═══ MATERIAL TO PROCESS

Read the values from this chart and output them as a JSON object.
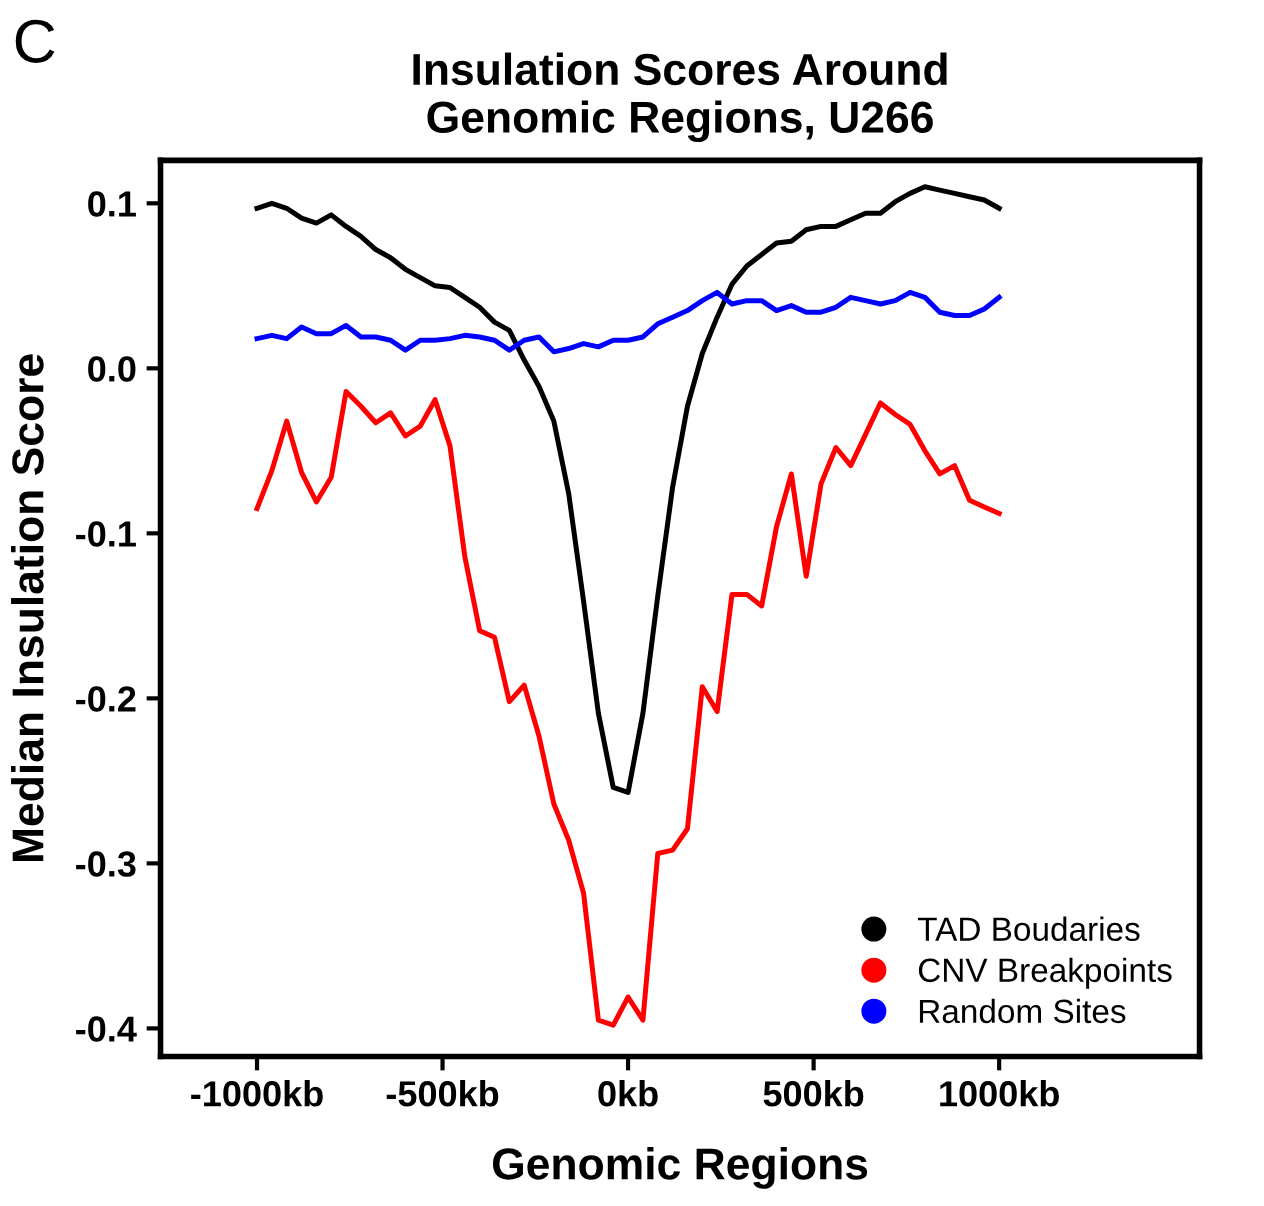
{
  "chart_data": {
    "type": "line",
    "title": "Insulation Scores Around\nGenomic Regions, U266",
    "xlabel": "Genomic Regions",
    "ylabel": "Median Insulation Score",
    "annotations": [
      "C"
    ],
    "x": [
      -1000,
      -960,
      -920,
      -880,
      -840,
      -800,
      -760,
      -720,
      -680,
      -640,
      -600,
      -560,
      -520,
      -480,
      -440,
      -400,
      -360,
      -320,
      -280,
      -240,
      -200,
      -160,
      -120,
      -80,
      -40,
      0,
      40,
      80,
      120,
      160,
      200,
      240,
      280,
      320,
      360,
      400,
      440,
      480,
      520,
      560,
      600,
      640,
      680,
      720,
      760,
      800,
      840,
      880,
      920,
      960,
      1000
    ],
    "series": [
      {
        "name": "TAD Boudaries",
        "color": "#000000",
        "values": [
          0.097,
          0.1,
          0.097,
          0.091,
          0.088,
          0.093,
          0.086,
          0.08,
          0.072,
          0.067,
          0.06,
          0.055,
          0.05,
          0.049,
          0.043,
          0.037,
          0.028,
          0.023,
          0.005,
          -0.011,
          -0.032,
          -0.076,
          -0.141,
          -0.209,
          -0.254,
          -0.257,
          -0.209,
          -0.138,
          -0.072,
          -0.023,
          0.009,
          0.031,
          0.051,
          0.062,
          0.069,
          0.076,
          0.077,
          0.084,
          0.086,
          0.086,
          0.09,
          0.094,
          0.094,
          0.101,
          0.106,
          0.11,
          0.108,
          0.106,
          0.104,
          0.102,
          0.097
        ]
      },
      {
        "name": "CNV Breakpoints",
        "color": "#ff0000",
        "values": [
          -0.085,
          -0.062,
          -0.032,
          -0.063,
          -0.081,
          -0.066,
          -0.014,
          -0.023,
          -0.033,
          -0.027,
          -0.041,
          -0.035,
          -0.019,
          -0.047,
          -0.114,
          -0.159,
          -0.163,
          -0.202,
          -0.192,
          -0.223,
          -0.264,
          -0.286,
          -0.318,
          -0.395,
          -0.398,
          -0.381,
          -0.395,
          -0.294,
          -0.292,
          -0.279,
          -0.193,
          -0.208,
          -0.137,
          -0.137,
          -0.144,
          -0.096,
          -0.064,
          -0.126,
          -0.07,
          -0.048,
          -0.059,
          -0.04,
          -0.021,
          -0.028,
          -0.034,
          -0.05,
          -0.064,
          -0.059,
          -0.08,
          -0.084,
          -0.088
        ]
      },
      {
        "name": "Random Sites",
        "color": "#0000ff",
        "values": [
          0.018,
          0.02,
          0.018,
          0.025,
          0.021,
          0.021,
          0.026,
          0.019,
          0.019,
          0.017,
          0.011,
          0.017,
          0.017,
          0.018,
          0.02,
          0.019,
          0.017,
          0.011,
          0.017,
          0.019,
          0.01,
          0.012,
          0.015,
          0.013,
          0.017,
          0.017,
          0.019,
          0.027,
          0.031,
          0.035,
          0.041,
          0.046,
          0.039,
          0.041,
          0.041,
          0.035,
          0.038,
          0.034,
          0.034,
          0.037,
          0.043,
          0.041,
          0.039,
          0.041,
          0.046,
          0.043,
          0.034,
          0.032,
          0.032,
          0.036,
          0.043
        ]
      }
    ],
    "xlim": [
      -1260,
      1540
    ],
    "ylim": [
      -0.417,
      0.126
    ],
    "xticks": [
      {
        "value": -1000,
        "label": "-1000kb"
      },
      {
        "value": -500,
        "label": "-500kb"
      },
      {
        "value": 0,
        "label": "0kb"
      },
      {
        "value": 500,
        "label": "500kb"
      },
      {
        "value": 1000,
        "label": "1000kb"
      }
    ],
    "yticks": [
      {
        "value": 0.1,
        "label": "0.1"
      },
      {
        "value": 0.0,
        "label": "0.0"
      },
      {
        "value": -0.1,
        "label": "-0.1"
      },
      {
        "value": -0.2,
        "label": "-0.2"
      },
      {
        "value": -0.3,
        "label": "-0.3"
      },
      {
        "value": -0.4,
        "label": "-0.4"
      }
    ],
    "grid": false,
    "legend": "bottom right",
    "marker": "none",
    "line_style": "solid"
  }
}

══════

# WORK REQUIRED
The finished copy should match the data above word for word and contain no pictures.

# YOUR SOLUTION
Read the values from this chart and output them as a JSON object.
{
  "chart_data": {
    "type": "line",
    "title": "Insulation Scores Around\nGenomic Regions, U266",
    "xlabel": "Genomic Regions",
    "ylabel": "Median Insulation Score",
    "annotations": [
      "C"
    ],
    "x": [
      -1000,
      -960,
      -920,
      -880,
      -840,
      -800,
      -760,
      -720,
      -680,
      -640,
      -600,
      -560,
      -520,
      -480,
      -440,
      -400,
      -360,
      -320,
      -280,
      -240,
      -200,
      -160,
      -120,
      -80,
      -40,
      0,
      40,
      80,
      120,
      160,
      200,
      240,
      280,
      320,
      360,
      400,
      440,
      480,
      520,
      560,
      600,
      640,
      680,
      720,
      760,
      800,
      840,
      880,
      920,
      960,
      1000
    ],
    "series": [
      {
        "name": "TAD Boudaries",
        "color": "#000000",
        "values": [
          0.097,
          0.1,
          0.097,
          0.091,
          0.088,
          0.093,
          0.086,
          0.08,
          0.072,
          0.067,
          0.06,
          0.055,
          0.05,
          0.049,
          0.043,
          0.037,
          0.028,
          0.023,
          0.005,
          -0.011,
          -0.032,
          -0.076,
          -0.141,
          -0.209,
          -0.254,
          -0.257,
          -0.209,
          -0.138,
          -0.072,
          -0.023,
          0.009,
          0.031,
          0.051,
          0.062,
          0.069,
          0.076,
          0.077,
          0.084,
          0.086,
          0.086,
          0.09,
          0.094,
          0.094,
          0.101,
          0.106,
          0.11,
          0.108,
          0.106,
          0.104,
          0.102,
          0.097
        ]
      },
      {
        "name": "CNV Breakpoints",
        "color": "#ff0000",
        "values": [
          -0.085,
          -0.062,
          -0.032,
          -0.063,
          -0.081,
          -0.066,
          -0.014,
          -0.023,
          -0.033,
          -0.027,
          -0.041,
          -0.035,
          -0.019,
          -0.047,
          -0.114,
          -0.159,
          -0.163,
          -0.202,
          -0.192,
          -0.223,
          -0.264,
          -0.286,
          -0.318,
          -0.395,
          -0.398,
          -0.381,
          -0.395,
          -0.294,
          -0.292,
          -0.279,
          -0.193,
          -0.208,
          -0.137,
          -0.137,
          -0.144,
          -0.096,
          -0.064,
          -0.126,
          -0.07,
          -0.048,
          -0.059,
          -0.04,
          -0.021,
          -0.028,
          -0.034,
          -0.05,
          -0.064,
          -0.059,
          -0.08,
          -0.084,
          -0.088
        ]
      },
      {
        "name": "Random Sites",
        "color": "#0000ff",
        "values": [
          0.018,
          0.02,
          0.018,
          0.025,
          0.021,
          0.021,
          0.026,
          0.019,
          0.019,
          0.017,
          0.011,
          0.017,
          0.017,
          0.018,
          0.02,
          0.019,
          0.017,
          0.011,
          0.017,
          0.019,
          0.01,
          0.012,
          0.015,
          0.013,
          0.017,
          0.017,
          0.019,
          0.027,
          0.031,
          0.035,
          0.041,
          0.046,
          0.039,
          0.041,
          0.041,
          0.035,
          0.038,
          0.034,
          0.034,
          0.037,
          0.043,
          0.041,
          0.039,
          0.041,
          0.046,
          0.043,
          0.034,
          0.032,
          0.032,
          0.036,
          0.043
        ]
      }
    ],
    "xlim": [
      -1260,
      1540
    ],
    "ylim": [
      -0.417,
      0.126
    ],
    "xticks": [
      {
        "value": -1000,
        "label": "-1000kb"
      },
      {
        "value": -500,
        "label": "-500kb"
      },
      {
        "value": 0,
        "label": "0kb"
      },
      {
        "value": 500,
        "label": "500kb"
      },
      {
        "value": 1000,
        "label": "1000kb"
      }
    ],
    "yticks": [
      {
        "value": 0.1,
        "label": "0.1"
      },
      {
        "value": 0.0,
        "label": "0.0"
      },
      {
        "value": -0.1,
        "label": "-0.1"
      },
      {
        "value": -0.2,
        "label": "-0.2"
      },
      {
        "value": -0.3,
        "label": "-0.3"
      },
      {
        "value": -0.4,
        "label": "-0.4"
      }
    ],
    "grid": false,
    "legend": "bottom right",
    "marker": "none",
    "line_style": "solid"
  }
}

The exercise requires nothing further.